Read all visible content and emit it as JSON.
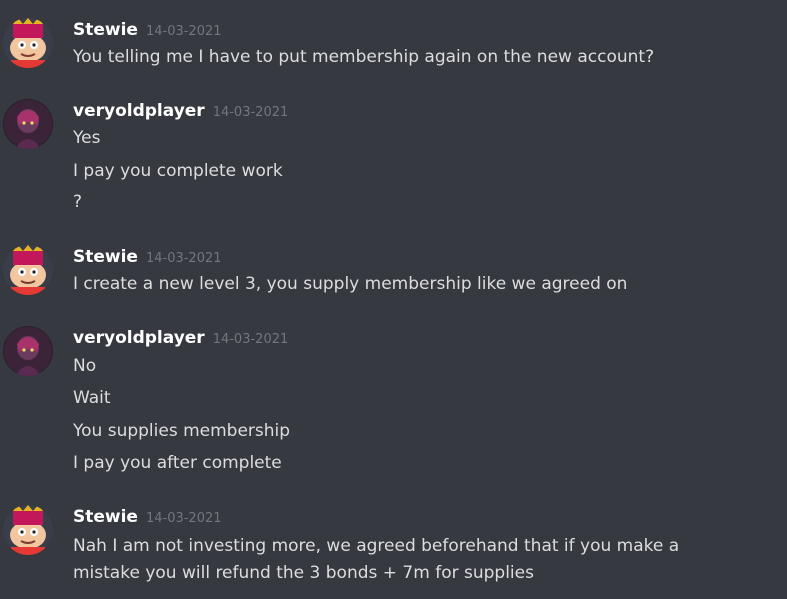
{
  "messages": [
    {
      "author": "Stewie",
      "avatar_icon": "stewie-avatar-icon",
      "timestamp": "14-03-2021",
      "lines": [
        "You telling me I have to put membership again on the new account?"
      ]
    },
    {
      "author": "veryoldplayer",
      "avatar_icon": "veryoldplayer-avatar-icon",
      "timestamp": "14-03-2021",
      "lines": [
        "Yes",
        "I pay you complete work",
        "?"
      ]
    },
    {
      "author": "Stewie",
      "avatar_icon": "stewie-avatar-icon",
      "timestamp": "14-03-2021",
      "lines": [
        "I create a new level 3, you supply membership like we agreed on"
      ]
    },
    {
      "author": "veryoldplayer",
      "avatar_icon": "veryoldplayer-avatar-icon",
      "timestamp": "14-03-2021",
      "lines": [
        "No",
        "Wait",
        "You supplies membership",
        "I pay you after complete"
      ]
    },
    {
      "author": "Stewie",
      "avatar_icon": "stewie-avatar-icon",
      "timestamp": "14-03-2021",
      "lines": [
        "Nah I am not investing more, we agreed beforehand that if you make a",
        "mistake you will refund the 3 bonds + 7m for supplies"
      ]
    }
  ],
  "colors": {
    "background": "#36393f",
    "username": "#ffffff",
    "message_text": "#dcddde",
    "timestamp": "#72767d"
  }
}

- _What you need to do_: Using the records above, gather all lines where the string "supplies" is present.

- _Final result_:
        "You supplies membership",
        "mistake you will refund the 3 bonds + 7m for supplies"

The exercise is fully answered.